- _Prompt_:
Restate the entire listing word for word.

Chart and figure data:
#####

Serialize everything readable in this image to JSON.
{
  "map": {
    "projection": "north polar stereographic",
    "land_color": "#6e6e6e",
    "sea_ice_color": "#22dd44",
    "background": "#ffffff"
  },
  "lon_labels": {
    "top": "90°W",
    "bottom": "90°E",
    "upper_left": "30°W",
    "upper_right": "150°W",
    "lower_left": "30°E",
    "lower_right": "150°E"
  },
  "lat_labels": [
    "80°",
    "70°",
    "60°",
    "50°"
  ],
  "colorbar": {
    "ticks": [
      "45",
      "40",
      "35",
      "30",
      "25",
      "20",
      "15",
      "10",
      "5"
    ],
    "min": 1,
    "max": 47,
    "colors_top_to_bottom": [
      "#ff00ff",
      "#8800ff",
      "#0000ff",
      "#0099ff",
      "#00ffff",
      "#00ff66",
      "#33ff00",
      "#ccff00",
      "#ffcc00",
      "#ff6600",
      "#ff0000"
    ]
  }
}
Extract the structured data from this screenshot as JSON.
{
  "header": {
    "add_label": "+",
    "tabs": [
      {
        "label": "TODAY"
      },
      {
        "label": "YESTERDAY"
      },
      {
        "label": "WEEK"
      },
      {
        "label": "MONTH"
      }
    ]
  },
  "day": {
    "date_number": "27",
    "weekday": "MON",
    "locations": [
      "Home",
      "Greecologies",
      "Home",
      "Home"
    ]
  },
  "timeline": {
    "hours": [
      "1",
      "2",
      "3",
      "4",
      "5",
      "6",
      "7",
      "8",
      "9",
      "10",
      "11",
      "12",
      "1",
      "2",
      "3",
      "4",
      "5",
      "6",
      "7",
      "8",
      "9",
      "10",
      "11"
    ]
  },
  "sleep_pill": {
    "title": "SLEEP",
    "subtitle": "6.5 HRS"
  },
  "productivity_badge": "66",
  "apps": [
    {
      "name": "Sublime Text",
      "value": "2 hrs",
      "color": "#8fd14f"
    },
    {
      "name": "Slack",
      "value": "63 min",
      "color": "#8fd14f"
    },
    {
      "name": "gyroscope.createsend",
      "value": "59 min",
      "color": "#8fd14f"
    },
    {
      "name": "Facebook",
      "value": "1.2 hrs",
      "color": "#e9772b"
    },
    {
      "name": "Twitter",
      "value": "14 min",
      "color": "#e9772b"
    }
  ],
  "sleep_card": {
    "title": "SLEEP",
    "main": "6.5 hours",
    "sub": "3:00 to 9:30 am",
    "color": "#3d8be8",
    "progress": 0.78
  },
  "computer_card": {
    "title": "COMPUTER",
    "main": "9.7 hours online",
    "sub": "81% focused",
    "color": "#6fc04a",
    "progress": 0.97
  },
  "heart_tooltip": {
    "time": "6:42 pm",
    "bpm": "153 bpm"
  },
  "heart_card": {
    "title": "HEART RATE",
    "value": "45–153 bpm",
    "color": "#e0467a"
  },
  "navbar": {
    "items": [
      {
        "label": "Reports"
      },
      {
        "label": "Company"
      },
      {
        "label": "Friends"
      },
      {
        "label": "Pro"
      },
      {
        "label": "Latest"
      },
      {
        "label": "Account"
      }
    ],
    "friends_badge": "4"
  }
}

#####

- _Exercise response_:
Serialize everything readable in this image to JSON.
{
  "map": {
    "projection": "north polar stereographic",
    "land_color": "#6e6e6e",
    "sea_ice_color": "#22dd44",
    "background": "#ffffff"
  },
  "lon_labels": {
    "top": "90°W",
    "bottom": "90°E",
    "upper_left": "30°W",
    "upper_right": "150°W",
    "lower_left": "30°E",
    "lower_right": "150°E"
  },
  "lat_labels": [
    "80°",
    "70°",
    "60°",
    "50°"
  ],
  "colorbar": {
    "ticks": [
      "45",
      "40",
      "35",
      "30",
      "25",
      "20",
      "15",
      "10",
      "5"
    ],
    "min": 1,
    "max": 47,
    "colors_top_to_bottom": [
      "#ff00ff",
      "#8800ff",
      "#0000ff",
      "#0099ff",
      "#00ffff",
      "#00ff66",
      "#33ff00",
      "#ccff00",
      "#ffcc00",
      "#ff6600",
      "#ff0000"
    ]
  }
}
Extract the structured data from this screenshot as JSON.
{
  "header": {
    "add_label": "+",
    "tabs": [
      {
        "label": "TODAY"
      },
      {
        "label": "YESTERDAY"
      },
      {
        "label": "WEEK"
      },
      {
        "label": "MONTH"
      }
    ]
  },
  "day": {
    "date_number": "27",
    "weekday": "MON",
    "locations": [
      "Home",
      "Greecologies",
      "Home",
      "Home"
    ]
  },
  "timeline": {
    "hours": [
      "1",
      "2",
      "3",
      "4",
      "5",
      "6",
      "7",
      "8",
      "9",
      "10",
      "11",
      "12",
      "1",
      "2",
      "3",
      "4",
      "5",
      "6",
      "7",
      "8",
      "9",
      "10",
      "11"
    ]
  },
  "sleep_pill": {
    "title": "SLEEP",
    "subtitle": "6.5 HRS"
  },
  "productivity_badge": "66",
  "apps": [
    {
      "name": "Sublime Text",
      "value": "2 hrs",
      "color": "#8fd14f"
    },
    {
      "name": "Slack",
      "value": "63 min",
      "color": "#8fd14f"
    },
    {
      "name": "gyroscope.createsend",
      "value": "59 min",
      "color": "#8fd14f"
    },
    {
      "name": "Facebook",
      "value": "1.2 hrs",
      "color": "#e9772b"
    },
    {
      "name": "Twitter",
      "value": "14 min",
      "color": "#e9772b"
    }
  ],
  "sleep_card": {
    "title": "SLEEP",
    "main": "6.5 hours",
    "sub": "3:00 to 9:30 am",
    "color": "#3d8be8",
    "progress": 0.78
  },
  "computer_card": {
    "title": "COMPUTER",
    "main": "9.7 hours online",
    "sub": "81% focused",
    "color": "#6fc04a",
    "progress": 0.97
  },
  "heart_tooltip": {
    "time": "6:42 pm",
    "bpm": "153 bpm"
  },
  "heart_card": {
    "title": "HEART RATE",
    "value": "45–153 bpm",
    "color": "#e0467a"
  },
  "navbar": {
    "items": [
      {
        "label": "Reports"
      },
      {
        "label": "Company"
      },
      {
        "label": "Friends"
      },
      {
        "label": "Pro"
      },
      {
        "label": "Latest"
      },
      {
        "label": "Account"
      }
    ],
    "friends_badge": "4"
  }
}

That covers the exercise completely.